§ To be done: Collect every line below that contains the word "name".

(Stored dataset items)
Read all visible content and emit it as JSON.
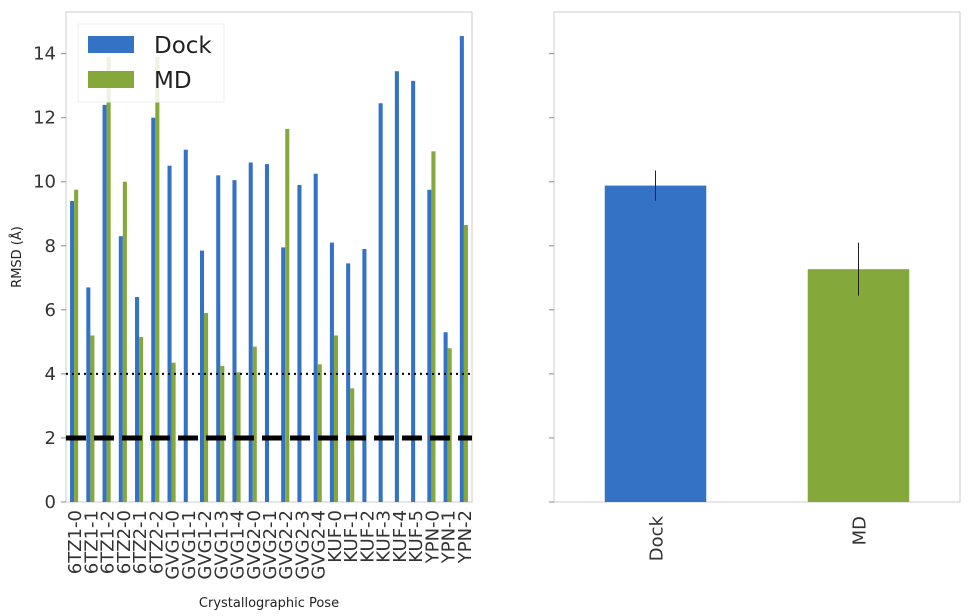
{
  "chart_data": [
    {
      "type": "bar",
      "xlabel": "Crystallographic Pose",
      "ylabel": "RMSD (Å)",
      "ylim": [
        0,
        15.3
      ],
      "yticks": [
        0,
        2,
        4,
        6,
        8,
        10,
        12,
        14
      ],
      "grid": false,
      "legend_position": "top-left",
      "categories": [
        "6TZ1-0",
        "6TZ1-1",
        "6TZ1-2",
        "6TZ2-0",
        "6TZ2-1",
        "6TZ2-2",
        "GVG1-0",
        "GVG1-1",
        "GVG1-2",
        "GVG1-3",
        "GVG1-4",
        "GVG2-0",
        "GVG2-1",
        "GVG2-2",
        "GVG2-3",
        "GVG2-4",
        "KUF-0",
        "KUF-1",
        "KUF-2",
        "KUF-3",
        "KUF-4",
        "KUF-5",
        "YPN-0",
        "YPN-1",
        "YPN-2"
      ],
      "series": [
        {
          "name": "Dock",
          "color": "#3472c6",
          "values": [
            9.4,
            6.7,
            12.4,
            8.3,
            6.4,
            12.0,
            10.5,
            11.0,
            7.85,
            10.2,
            10.05,
            10.6,
            10.55,
            7.95,
            9.9,
            10.25,
            8.1,
            7.45,
            7.9,
            12.45,
            13.45,
            13.15,
            9.75,
            5.3,
            14.55
          ]
        },
        {
          "name": "MD",
          "color": "#84a83a",
          "values": [
            9.75,
            5.2,
            13.9,
            10.0,
            5.15,
            13.9,
            4.35,
            0,
            5.9,
            4.25,
            4.05,
            4.85,
            0,
            11.65,
            0,
            4.3,
            5.2,
            3.55,
            0,
            0,
            0,
            0,
            10.95,
            4.8,
            8.65
          ]
        }
      ],
      "reference_lines": [
        {
          "y": 4,
          "style": "dotted"
        },
        {
          "y": 2,
          "style": "dashed"
        }
      ]
    },
    {
      "type": "bar",
      "categories": [
        "Dock",
        "MD"
      ],
      "values": [
        9.88,
        7.27
      ],
      "errors": [
        0.47,
        0.83
      ],
      "colors": [
        "#3472c6",
        "#84a83a"
      ],
      "ylim": [
        0,
        15.3
      ],
      "grid": false
    }
  ]
}
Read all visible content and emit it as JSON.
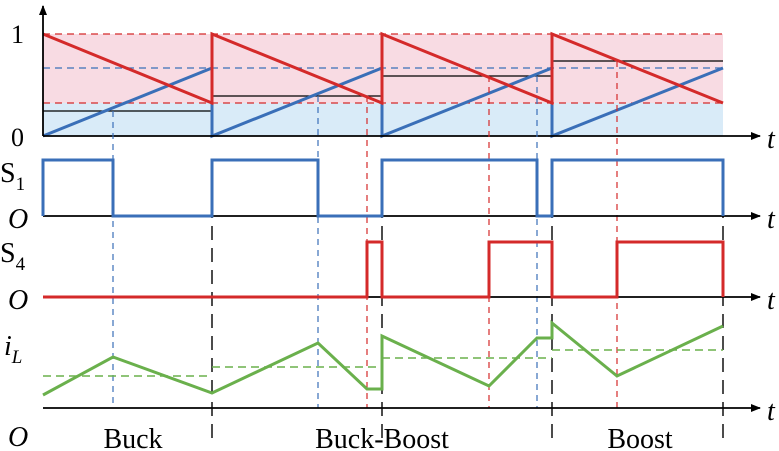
{
  "labels": {
    "y_one": "1",
    "y_zero": "0",
    "s1": "S",
    "s1_sub": "1",
    "s4": "S",
    "s4_sub": "4",
    "il": "i",
    "il_sub": "L",
    "origin": "O",
    "t": "t"
  },
  "modes": [
    "Buck",
    "Buck-Boost",
    "Boost"
  ],
  "colors": {
    "red": "#d42a2a",
    "blue": "#3a6fb8",
    "green": "#6ab04c",
    "pink_fill": "#f8dbe3",
    "blue_fill": "#d9ebf8",
    "black": "#000000"
  }
}
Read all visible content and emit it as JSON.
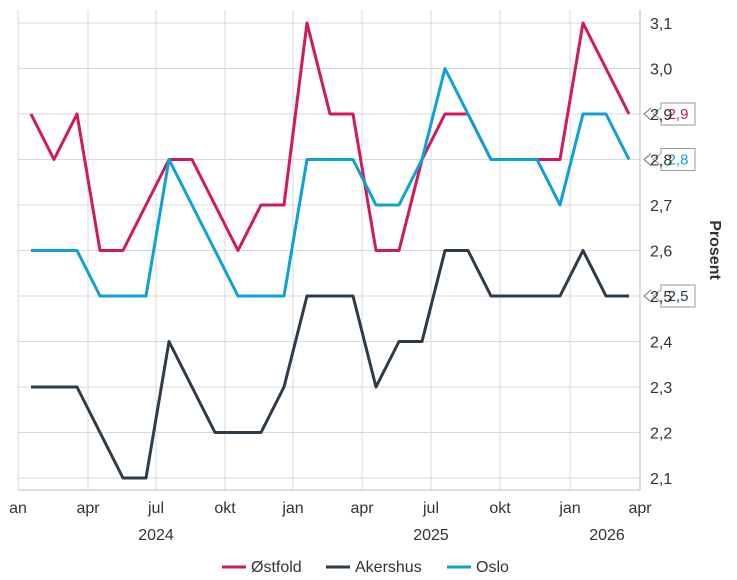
{
  "chart_data": {
    "type": "line",
    "ylabel": "Prosent",
    "ylim": [
      2.08,
      3.12
    ],
    "yticks": [
      "2,1",
      "2,2",
      "2,3",
      "2,4",
      "2,5",
      "2,6",
      "2,7",
      "2,8",
      "2,9",
      "3,0",
      "3,1"
    ],
    "x_tick_labels": [
      "an",
      "apr",
      "jul",
      "okt",
      "jan",
      "apr",
      "jul",
      "okt",
      "jan",
      "apr"
    ],
    "year_labels": [
      "2024",
      "2025",
      "2026"
    ],
    "grid": true,
    "legend_position": "bottom",
    "x": [
      "2024-01",
      "2024-02",
      "2024-03",
      "2024-04",
      "2024-05",
      "2024-06",
      "2024-07",
      "2024-08",
      "2024-09",
      "2024-10",
      "2024-11",
      "2024-12",
      "2025-01",
      "2025-02",
      "2025-03",
      "2025-04",
      "2025-05",
      "2025-06",
      "2025-07",
      "2025-08",
      "2025-09",
      "2025-10",
      "2025-11",
      "2025-12",
      "2026-01",
      "2026-02",
      "2026-03"
    ],
    "series": [
      {
        "name": "Østfold",
        "color": "#d01a5a",
        "values": [
          2.9,
          2.8,
          2.9,
          2.6,
          2.6,
          2.7,
          2.8,
          2.8,
          2.7,
          2.6,
          2.7,
          2.7,
          3.1,
          2.9,
          2.9,
          2.6,
          2.6,
          2.8,
          2.9,
          2.9,
          2.8,
          2.8,
          2.8,
          2.8,
          3.1,
          3.0,
          2.9
        ],
        "end_label": "2,9"
      },
      {
        "name": "Akershus",
        "color": "#2e3b48",
        "values": [
          2.3,
          2.3,
          2.3,
          2.2,
          2.1,
          2.1,
          2.4,
          2.3,
          2.2,
          2.2,
          2.2,
          2.3,
          2.5,
          2.5,
          2.5,
          2.3,
          2.4,
          2.4,
          2.6,
          2.6,
          2.5,
          2.5,
          2.5,
          2.5,
          2.6,
          2.5,
          2.5
        ],
        "end_label": "2,5"
      },
      {
        "name": "Oslo",
        "color": "#0ea0d8",
        "values": [
          2.6,
          2.6,
          2.6,
          2.5,
          2.5,
          2.5,
          2.8,
          2.7,
          2.6,
          2.5,
          2.5,
          2.5,
          2.8,
          2.8,
          2.8,
          2.7,
          2.7,
          2.8,
          3.0,
          2.9,
          2.8,
          2.8,
          2.8,
          2.7,
          2.9,
          2.9,
          2.8
        ],
        "end_label": "2,8"
      }
    ]
  }
}
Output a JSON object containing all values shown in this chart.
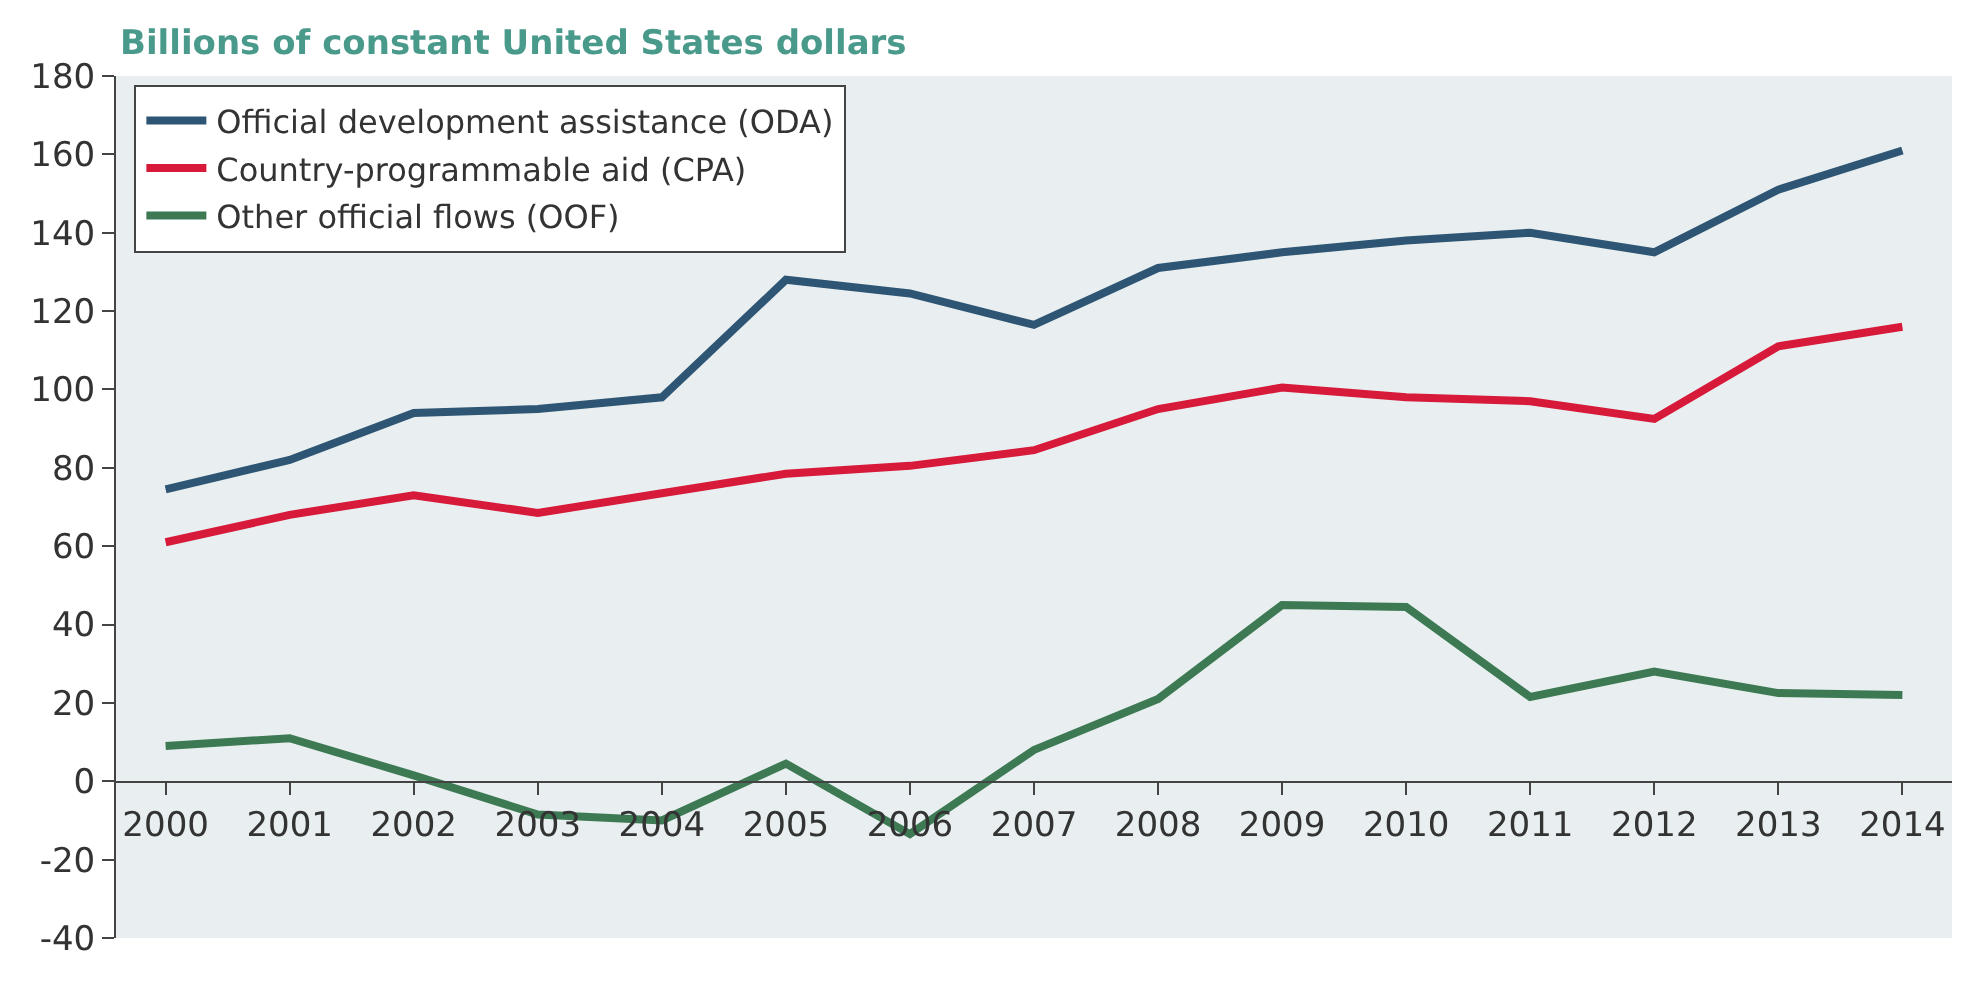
{
  "chart_data": {
    "type": "line",
    "ylabel": "Billions of constant United States dollars",
    "categories": [
      "2000",
      "2001",
      "2002",
      "2003",
      "2004",
      "2005",
      "2006",
      "2007",
      "2008",
      "2009",
      "2010",
      "2011",
      "2012",
      "2013",
      "2014"
    ],
    "series": [
      {
        "name": "Official development assistance (ODA)",
        "color": "#2e5573",
        "values": [
          74.5,
          82,
          94,
          95,
          98,
          128,
          124.5,
          116.5,
          131,
          135,
          138,
          140,
          135,
          151,
          161
        ]
      },
      {
        "name": "Country-programmable aid (CPA)",
        "color": "#d7193a",
        "values": [
          61,
          68,
          73,
          68.5,
          73.5,
          78.5,
          80.5,
          84.5,
          95,
          100.5,
          98,
          97,
          92.5,
          111,
          116
        ]
      },
      {
        "name": "Other official flows (OOF)",
        "color": "#3d7a54",
        "values": [
          9,
          11,
          1.5,
          -8.5,
          -10,
          4.5,
          -13.5,
          8,
          21,
          45,
          44.5,
          21.5,
          28,
          22.5,
          22
        ]
      }
    ],
    "ylim": [
      -40,
      180
    ],
    "yticks": [
      -40,
      -20,
      0,
      20,
      40,
      60,
      80,
      100,
      120,
      140,
      160,
      180
    ],
    "grid": false,
    "legend": "top left",
    "marker": "none",
    "line_style": "solid"
  }
}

§ Response for this exercise:
          "name": "Dock",
          "name": "MD",
        "name": "Østfold",
        "name": "Akershus",
        "name": "Oslo",
        "name": "Official development assistance (ODA)",
        "name": "Country-programmable aid (CPA)",
        "name": "Other official flows (OOF)",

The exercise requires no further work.